Work to do = Produce an exact copy of all the data below, dropping every image.

** Begin Listed records **

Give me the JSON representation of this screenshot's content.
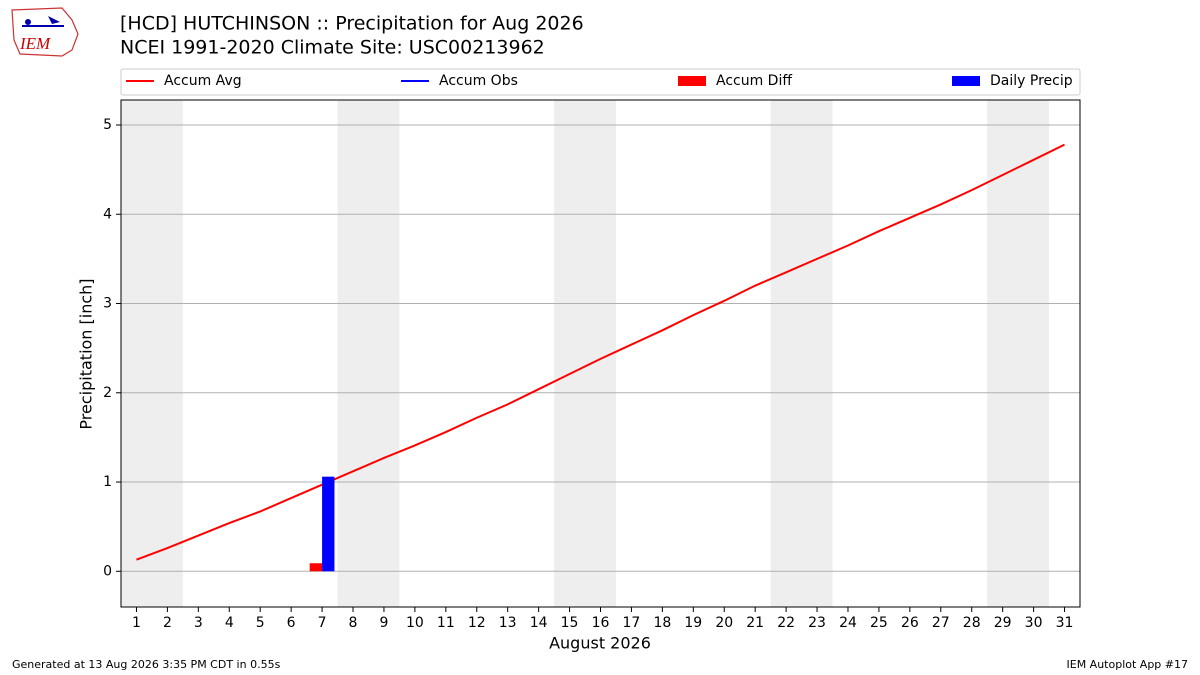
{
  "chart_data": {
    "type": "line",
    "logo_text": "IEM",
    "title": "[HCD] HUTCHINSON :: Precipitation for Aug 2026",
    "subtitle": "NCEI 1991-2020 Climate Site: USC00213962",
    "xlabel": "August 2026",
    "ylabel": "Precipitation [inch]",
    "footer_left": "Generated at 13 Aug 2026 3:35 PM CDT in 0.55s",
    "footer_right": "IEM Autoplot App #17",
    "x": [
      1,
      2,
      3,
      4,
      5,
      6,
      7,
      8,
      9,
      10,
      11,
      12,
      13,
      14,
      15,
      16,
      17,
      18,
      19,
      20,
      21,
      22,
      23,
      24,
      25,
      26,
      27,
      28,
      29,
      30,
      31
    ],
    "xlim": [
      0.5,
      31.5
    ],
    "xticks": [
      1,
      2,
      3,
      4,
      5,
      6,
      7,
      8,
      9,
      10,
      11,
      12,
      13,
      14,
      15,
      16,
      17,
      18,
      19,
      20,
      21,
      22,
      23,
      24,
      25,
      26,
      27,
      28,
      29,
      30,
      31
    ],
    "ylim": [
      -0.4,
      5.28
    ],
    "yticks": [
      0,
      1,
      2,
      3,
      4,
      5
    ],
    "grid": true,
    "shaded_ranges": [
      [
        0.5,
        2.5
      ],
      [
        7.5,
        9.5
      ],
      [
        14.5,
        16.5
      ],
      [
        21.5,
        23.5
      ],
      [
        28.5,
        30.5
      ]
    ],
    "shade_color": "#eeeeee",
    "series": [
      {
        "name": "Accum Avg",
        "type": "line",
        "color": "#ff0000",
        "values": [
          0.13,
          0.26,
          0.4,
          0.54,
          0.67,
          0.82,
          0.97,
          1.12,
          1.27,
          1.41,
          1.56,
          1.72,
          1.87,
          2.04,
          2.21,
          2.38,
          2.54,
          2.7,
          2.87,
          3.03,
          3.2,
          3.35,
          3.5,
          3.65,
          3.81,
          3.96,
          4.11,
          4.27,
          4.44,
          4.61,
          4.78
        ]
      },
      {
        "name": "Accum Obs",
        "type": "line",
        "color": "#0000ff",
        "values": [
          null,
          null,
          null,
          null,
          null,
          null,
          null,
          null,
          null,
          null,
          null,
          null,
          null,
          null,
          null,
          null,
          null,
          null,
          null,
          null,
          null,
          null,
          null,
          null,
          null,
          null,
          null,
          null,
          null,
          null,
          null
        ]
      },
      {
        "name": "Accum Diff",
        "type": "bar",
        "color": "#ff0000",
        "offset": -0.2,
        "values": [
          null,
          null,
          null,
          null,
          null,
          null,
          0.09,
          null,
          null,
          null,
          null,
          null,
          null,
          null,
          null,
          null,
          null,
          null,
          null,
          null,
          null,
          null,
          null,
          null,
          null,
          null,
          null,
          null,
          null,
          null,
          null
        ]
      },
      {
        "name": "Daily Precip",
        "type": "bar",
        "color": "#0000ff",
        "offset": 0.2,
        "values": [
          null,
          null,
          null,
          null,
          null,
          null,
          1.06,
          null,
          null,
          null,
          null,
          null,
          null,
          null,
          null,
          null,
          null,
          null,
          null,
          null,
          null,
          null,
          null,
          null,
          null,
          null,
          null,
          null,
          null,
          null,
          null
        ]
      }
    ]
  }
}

** End Listed records **

Written answer =
Give me the JSON representation of this screenshot's content.
{
  "chart_data": {
    "type": "line",
    "logo_text": "IEM",
    "title": "[HCD] HUTCHINSON :: Precipitation for Aug 2026",
    "subtitle": "NCEI 1991-2020 Climate Site: USC00213962",
    "xlabel": "August 2026",
    "ylabel": "Precipitation [inch]",
    "footer_left": "Generated at 13 Aug 2026 3:35 PM CDT in 0.55s",
    "footer_right": "IEM Autoplot App #17",
    "x": [
      1,
      2,
      3,
      4,
      5,
      6,
      7,
      8,
      9,
      10,
      11,
      12,
      13,
      14,
      15,
      16,
      17,
      18,
      19,
      20,
      21,
      22,
      23,
      24,
      25,
      26,
      27,
      28,
      29,
      30,
      31
    ],
    "xlim": [
      0.5,
      31.5
    ],
    "xticks": [
      1,
      2,
      3,
      4,
      5,
      6,
      7,
      8,
      9,
      10,
      11,
      12,
      13,
      14,
      15,
      16,
      17,
      18,
      19,
      20,
      21,
      22,
      23,
      24,
      25,
      26,
      27,
      28,
      29,
      30,
      31
    ],
    "ylim": [
      -0.4,
      5.28
    ],
    "yticks": [
      0,
      1,
      2,
      3,
      4,
      5
    ],
    "grid": true,
    "shaded_ranges": [
      [
        0.5,
        2.5
      ],
      [
        7.5,
        9.5
      ],
      [
        14.5,
        16.5
      ],
      [
        21.5,
        23.5
      ],
      [
        28.5,
        30.5
      ]
    ],
    "shade_color": "#eeeeee",
    "series": [
      {
        "name": "Accum Avg",
        "type": "line",
        "color": "#ff0000",
        "values": [
          0.13,
          0.26,
          0.4,
          0.54,
          0.67,
          0.82,
          0.97,
          1.12,
          1.27,
          1.41,
          1.56,
          1.72,
          1.87,
          2.04,
          2.21,
          2.38,
          2.54,
          2.7,
          2.87,
          3.03,
          3.2,
          3.35,
          3.5,
          3.65,
          3.81,
          3.96,
          4.11,
          4.27,
          4.44,
          4.61,
          4.78
        ]
      },
      {
        "name": "Accum Obs",
        "type": "line",
        "color": "#0000ff",
        "values": [
          null,
          null,
          null,
          null,
          null,
          null,
          null,
          null,
          null,
          null,
          null,
          null,
          null,
          null,
          null,
          null,
          null,
          null,
          null,
          null,
          null,
          null,
          null,
          null,
          null,
          null,
          null,
          null,
          null,
          null,
          null
        ]
      },
      {
        "name": "Accum Diff",
        "type": "bar",
        "color": "#ff0000",
        "offset": -0.2,
        "values": [
          null,
          null,
          null,
          null,
          null,
          null,
          0.09,
          null,
          null,
          null,
          null,
          null,
          null,
          null,
          null,
          null,
          null,
          null,
          null,
          null,
          null,
          null,
          null,
          null,
          null,
          null,
          null,
          null,
          null,
          null,
          null
        ]
      },
      {
        "name": "Daily Precip",
        "type": "bar",
        "color": "#0000ff",
        "offset": 0.2,
        "values": [
          null,
          null,
          null,
          null,
          null,
          null,
          1.06,
          null,
          null,
          null,
          null,
          null,
          null,
          null,
          null,
          null,
          null,
          null,
          null,
          null,
          null,
          null,
          null,
          null,
          null,
          null,
          null,
          null,
          null,
          null,
          null
        ]
      }
    ]
  }
}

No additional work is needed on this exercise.